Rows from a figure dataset
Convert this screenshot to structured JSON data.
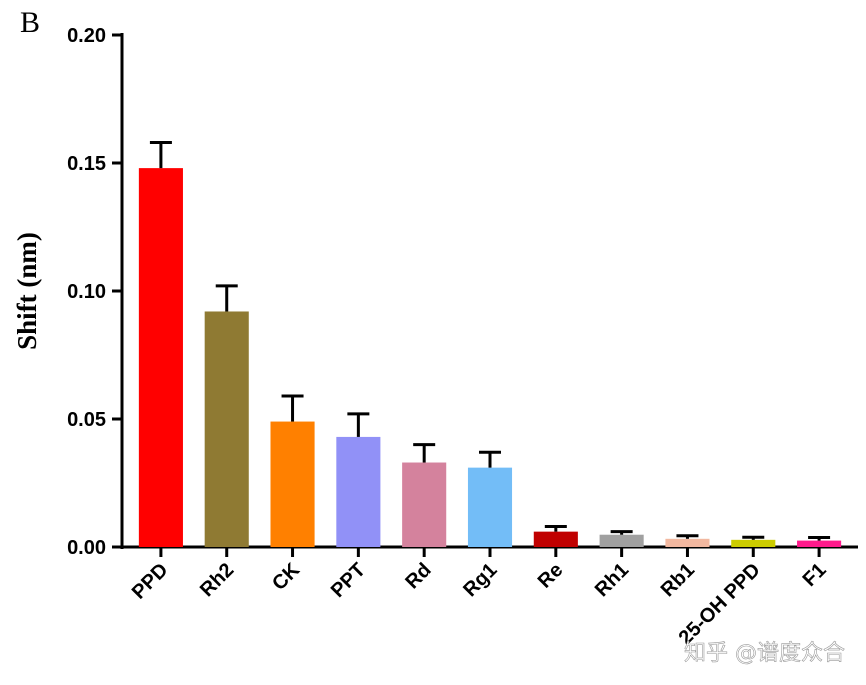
{
  "panel_label": "B",
  "watermark": "知乎 @谱度众合",
  "chart_data": {
    "type": "bar",
    "title": "",
    "xlabel": "",
    "ylabel": "Shift (nm)",
    "ylim": [
      0,
      0.2
    ],
    "yticks": [
      "0.00",
      "0.05",
      "0.10",
      "0.15",
      "0.20"
    ],
    "grid": false,
    "categories": [
      "PPD",
      "Rh2",
      "CK",
      "PPT",
      "Rd",
      "Rg1",
      "Re",
      "Rh1",
      "Rb1",
      "25-OH PPD",
      "F1"
    ],
    "values": [
      0.148,
      0.092,
      0.049,
      0.043,
      0.033,
      0.031,
      0.006,
      0.0048,
      0.0032,
      0.0028,
      0.0025
    ],
    "errors": [
      0.01,
      0.01,
      0.01,
      0.009,
      0.007,
      0.006,
      0.002,
      0.0012,
      0.0012,
      0.001,
      0.0012
    ],
    "colors": [
      "#ff0000",
      "#8f7a33",
      "#ff8000",
      "#9191f7",
      "#d4829d",
      "#73bdf7",
      "#c00000",
      "#a0a0a0",
      "#f2b8a0",
      "#cccc00",
      "#ff1a8c"
    ]
  }
}
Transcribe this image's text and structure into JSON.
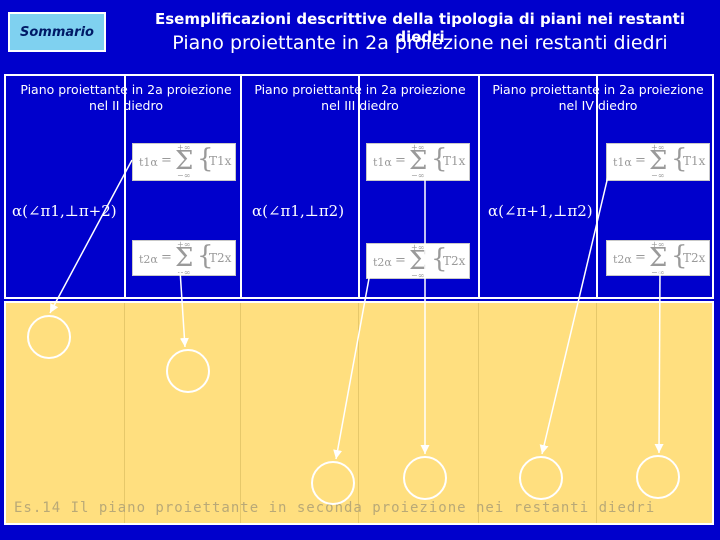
{
  "header": {
    "summary_button": "Sommario",
    "subtitle": "Esemplificazioni descrittive della tipologia di piani nei restanti diedri",
    "title": "Piano proiettante in 2a proiezione nei restanti diedri"
  },
  "columns": [
    {
      "heading_line1": "Piano proiettante in 2a proiezione",
      "heading_line2": "nel II diedro",
      "alpha": "α(∠π1,⊥π+2)"
    },
    {
      "heading_line1": "Piano proiettante in 2a proiezione",
      "heading_line2": "nel III diedro",
      "alpha": "α(∠π1,⊥π2)"
    },
    {
      "heading_line1": "Piano proiettante in 2a proiezione",
      "heading_line2": "nel IV diedro",
      "alpha": "α(∠π+1,⊥π2)"
    }
  ],
  "formulas": {
    "lhs_t1": "t1α",
    "lhs_t2": "t2α",
    "equals": "=",
    "sigma": "Σ",
    "upper": "+∞",
    "lower": "−∞",
    "brace": "{",
    "rhs_t1": "T1x",
    "rhs_t2": "T2x"
  },
  "caption": "Es.14   Il piano proiettante in seconda proiezione nei restanti diedri",
  "colors": {
    "background": "#0000cc",
    "panel": "#ffdf7f",
    "summary_button": "#7fd1f0",
    "lines": "#ffffff"
  }
}
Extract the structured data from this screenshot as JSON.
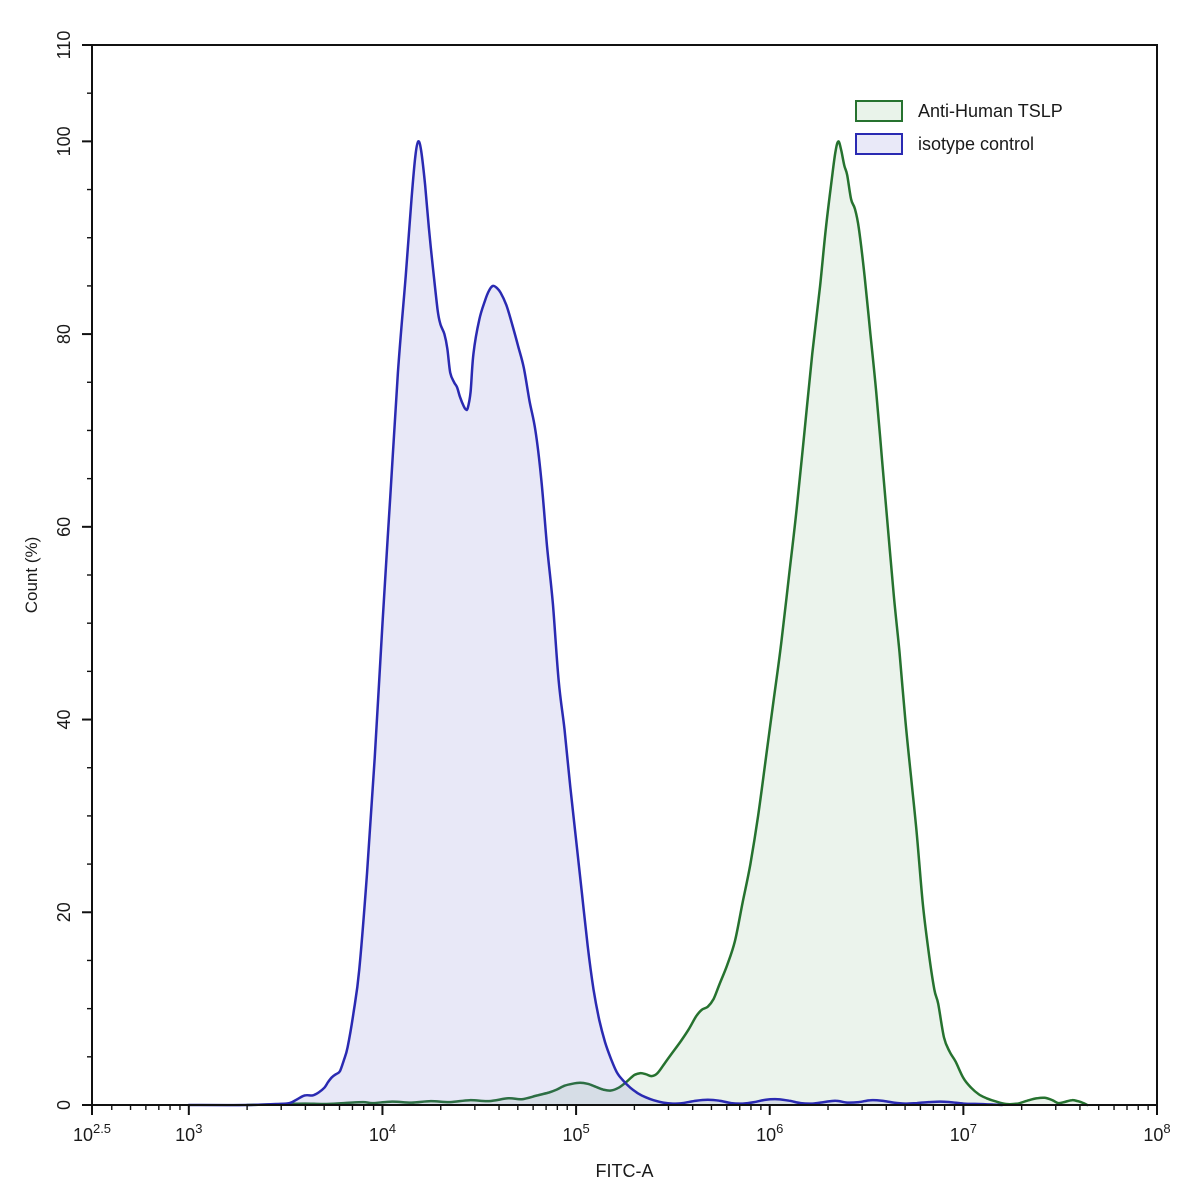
{
  "figure": {
    "background": "#ffffff",
    "axis_color": "#111111",
    "text_color": "#1a1a1a"
  },
  "legend": {
    "position": "top-right",
    "entries": [
      {
        "label": "Anti-Human TSLP",
        "stroke": "#26722f",
        "fill": "#e9f3ea"
      },
      {
        "label": "isotype control",
        "stroke": "#2a2ab2",
        "fill": "#e9e9f8"
      }
    ]
  },
  "chart_data": {
    "type": "area",
    "title": "",
    "xlabel": "FITC-A",
    "ylabel": "Count (%)",
    "x_scale": "log10",
    "xlim_log10": [
      2.5,
      8
    ],
    "ylim": [
      0,
      110
    ],
    "grid": false,
    "legend_position": "top-right",
    "x_major_ticks": [
      {
        "log10": 2.5,
        "base": "10",
        "exp": "2.5"
      },
      {
        "log10": 3,
        "base": "10",
        "exp": "3"
      },
      {
        "log10": 4,
        "base": "10",
        "exp": "4"
      },
      {
        "log10": 5,
        "base": "10",
        "exp": "5"
      },
      {
        "log10": 6,
        "base": "10",
        "exp": "6"
      },
      {
        "log10": 7,
        "base": "10",
        "exp": "7"
      },
      {
        "log10": 8,
        "base": "10",
        "exp": "8"
      }
    ],
    "y_major_ticks": [
      0,
      20,
      40,
      60,
      80,
      100,
      110
    ],
    "y_minor_step": 5,
    "series": [
      {
        "name": "Anti-Human TSLP",
        "stroke": "#26722f",
        "fill": "rgba(90,160,100,0.12)",
        "peak_log10x": 6.35,
        "peak_y": 100,
        "points_log10x_y": [
          [
            3.3,
            0
          ],
          [
            3.5,
            0.1
          ],
          [
            3.6,
            0.15
          ],
          [
            3.7,
            0.1
          ],
          [
            3.8,
            0.2
          ],
          [
            3.9,
            0.3
          ],
          [
            3.95,
            0.2
          ],
          [
            4.05,
            0.35
          ],
          [
            4.15,
            0.25
          ],
          [
            4.25,
            0.4
          ],
          [
            4.35,
            0.3
          ],
          [
            4.45,
            0.5
          ],
          [
            4.55,
            0.4
          ],
          [
            4.65,
            0.7
          ],
          [
            4.72,
            0.6
          ],
          [
            4.8,
            1.0
          ],
          [
            4.86,
            1.3
          ],
          [
            4.9,
            1.6
          ],
          [
            4.94,
            2.0
          ],
          [
            4.98,
            2.2
          ],
          [
            5.02,
            2.3
          ],
          [
            5.06,
            2.2
          ],
          [
            5.1,
            1.9
          ],
          [
            5.14,
            1.6
          ],
          [
            5.18,
            1.5
          ],
          [
            5.22,
            1.8
          ],
          [
            5.26,
            2.4
          ],
          [
            5.3,
            3.1
          ],
          [
            5.33,
            3.3
          ],
          [
            5.36,
            3.2
          ],
          [
            5.39,
            3.0
          ],
          [
            5.42,
            3.3
          ],
          [
            5.46,
            4.4
          ],
          [
            5.5,
            5.5
          ],
          [
            5.54,
            6.6
          ],
          [
            5.58,
            7.8
          ],
          [
            5.62,
            9.2
          ],
          [
            5.65,
            9.9
          ],
          [
            5.68,
            10.2
          ],
          [
            5.71,
            11.0
          ],
          [
            5.74,
            12.5
          ],
          [
            5.78,
            14.5
          ],
          [
            5.82,
            17
          ],
          [
            5.86,
            21
          ],
          [
            5.9,
            25
          ],
          [
            5.94,
            30
          ],
          [
            5.98,
            36
          ],
          [
            6.02,
            42
          ],
          [
            6.06,
            48
          ],
          [
            6.1,
            55
          ],
          [
            6.14,
            62
          ],
          [
            6.18,
            70
          ],
          [
            6.22,
            78
          ],
          [
            6.26,
            85
          ],
          [
            6.29,
            91
          ],
          [
            6.32,
            96
          ],
          [
            6.34,
            99
          ],
          [
            6.355,
            100
          ],
          [
            6.37,
            99
          ],
          [
            6.385,
            97.5
          ],
          [
            6.4,
            96.5
          ],
          [
            6.42,
            94
          ],
          [
            6.44,
            93
          ],
          [
            6.46,
            91
          ],
          [
            6.49,
            86
          ],
          [
            6.52,
            80
          ],
          [
            6.55,
            74
          ],
          [
            6.58,
            67
          ],
          [
            6.61,
            60
          ],
          [
            6.64,
            53
          ],
          [
            6.67,
            47
          ],
          [
            6.7,
            40
          ],
          [
            6.73,
            34
          ],
          [
            6.76,
            28
          ],
          [
            6.79,
            21
          ],
          [
            6.82,
            16
          ],
          [
            6.85,
            12
          ],
          [
            6.87,
            10.5
          ],
          [
            6.9,
            7
          ],
          [
            6.93,
            5.5
          ],
          [
            6.96,
            4.5
          ],
          [
            7.0,
            2.8
          ],
          [
            7.04,
            1.8
          ],
          [
            7.08,
            1.1
          ],
          [
            7.12,
            0.7
          ],
          [
            7.17,
            0.35
          ],
          [
            7.22,
            0.1
          ],
          [
            7.28,
            0.15
          ],
          [
            7.33,
            0.45
          ],
          [
            7.38,
            0.7
          ],
          [
            7.42,
            0.75
          ],
          [
            7.46,
            0.5
          ],
          [
            7.49,
            0.2
          ],
          [
            7.52,
            0.3
          ],
          [
            7.56,
            0.5
          ],
          [
            7.59,
            0.4
          ],
          [
            7.62,
            0.2
          ],
          [
            7.64,
            0
          ]
        ]
      },
      {
        "name": "isotype control",
        "stroke": "#2a2ab2",
        "fill": "rgba(90,90,200,0.14)",
        "peak_log10x": 4.18,
        "peak_y": 100,
        "points_log10x_y": [
          [
            3.0,
            0
          ],
          [
            3.3,
            0
          ],
          [
            3.45,
            0.1
          ],
          [
            3.52,
            0.2
          ],
          [
            3.56,
            0.6
          ],
          [
            3.6,
            1.0
          ],
          [
            3.64,
            1.0
          ],
          [
            3.67,
            1.3
          ],
          [
            3.7,
            1.8
          ],
          [
            3.72,
            2.4
          ],
          [
            3.74,
            2.9
          ],
          [
            3.76,
            3.2
          ],
          [
            3.78,
            3.5
          ],
          [
            3.8,
            4.6
          ],
          [
            3.82,
            6.0
          ],
          [
            3.85,
            9.5
          ],
          [
            3.88,
            14
          ],
          [
            3.92,
            24
          ],
          [
            3.96,
            36
          ],
          [
            4.0,
            50
          ],
          [
            4.04,
            63
          ],
          [
            4.08,
            76
          ],
          [
            4.12,
            86
          ],
          [
            4.15,
            94
          ],
          [
            4.17,
            98.5
          ],
          [
            4.185,
            100
          ],
          [
            4.2,
            99
          ],
          [
            4.22,
            95.5
          ],
          [
            4.24,
            91
          ],
          [
            4.26,
            87
          ],
          [
            4.285,
            82.5
          ],
          [
            4.3,
            81
          ],
          [
            4.32,
            80
          ],
          [
            4.335,
            78.5
          ],
          [
            4.35,
            76
          ],
          [
            4.37,
            75
          ],
          [
            4.385,
            74.5
          ],
          [
            4.4,
            73.5
          ],
          [
            4.42,
            72.5
          ],
          [
            4.43,
            72.2
          ],
          [
            4.44,
            72.3
          ],
          [
            4.455,
            74
          ],
          [
            4.47,
            78
          ],
          [
            4.5,
            81.5
          ],
          [
            4.53,
            83.5
          ],
          [
            4.55,
            84.5
          ],
          [
            4.57,
            85
          ],
          [
            4.59,
            84.8
          ],
          [
            4.61,
            84.3
          ],
          [
            4.64,
            83
          ],
          [
            4.67,
            81
          ],
          [
            4.7,
            78.8
          ],
          [
            4.73,
            76.5
          ],
          [
            4.76,
            73
          ],
          [
            4.79,
            70
          ],
          [
            4.82,
            65
          ],
          [
            4.85,
            58
          ],
          [
            4.88,
            52
          ],
          [
            4.91,
            44
          ],
          [
            4.94,
            39
          ],
          [
            4.97,
            33
          ],
          [
            5.0,
            27.5
          ],
          [
            5.03,
            22
          ],
          [
            5.06,
            16.5
          ],
          [
            5.09,
            12
          ],
          [
            5.12,
            8.8
          ],
          [
            5.15,
            6.5
          ],
          [
            5.18,
            4.8
          ],
          [
            5.21,
            3.4
          ],
          [
            5.24,
            2.6
          ],
          [
            5.28,
            1.8
          ],
          [
            5.32,
            1.2
          ],
          [
            5.36,
            0.8
          ],
          [
            5.4,
            0.5
          ],
          [
            5.45,
            0.25
          ],
          [
            5.5,
            0.15
          ],
          [
            5.55,
            0.2
          ],
          [
            5.62,
            0.45
          ],
          [
            5.68,
            0.55
          ],
          [
            5.74,
            0.45
          ],
          [
            5.8,
            0.2
          ],
          [
            5.86,
            0.15
          ],
          [
            5.92,
            0.3
          ],
          [
            5.98,
            0.55
          ],
          [
            6.04,
            0.6
          ],
          [
            6.1,
            0.45
          ],
          [
            6.16,
            0.2
          ],
          [
            6.22,
            0.15
          ],
          [
            6.28,
            0.3
          ],
          [
            6.34,
            0.45
          ],
          [
            6.4,
            0.25
          ],
          [
            6.46,
            0.3
          ],
          [
            6.52,
            0.5
          ],
          [
            6.58,
            0.45
          ],
          [
            6.64,
            0.25
          ],
          [
            6.7,
            0.15
          ],
          [
            6.76,
            0.2
          ],
          [
            6.82,
            0.3
          ],
          [
            6.88,
            0.35
          ],
          [
            6.93,
            0.3
          ],
          [
            7.0,
            0.15
          ],
          [
            7.08,
            0.1
          ],
          [
            7.15,
            0.05
          ],
          [
            7.2,
            0
          ]
        ]
      }
    ]
  }
}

_The exercise_:
Return all lines of the material above in which the word "diedri" occurs.

_Output below_:
    "subtitle": "Esemplificazioni descrittive della tipologia di piani nei restanti diedri",
    "title": "Piano proiettante in 2a proiezione nei restanti diedri"
  "caption": "Es.14   Il piano proiettante in seconda proiezione nei restanti diedri",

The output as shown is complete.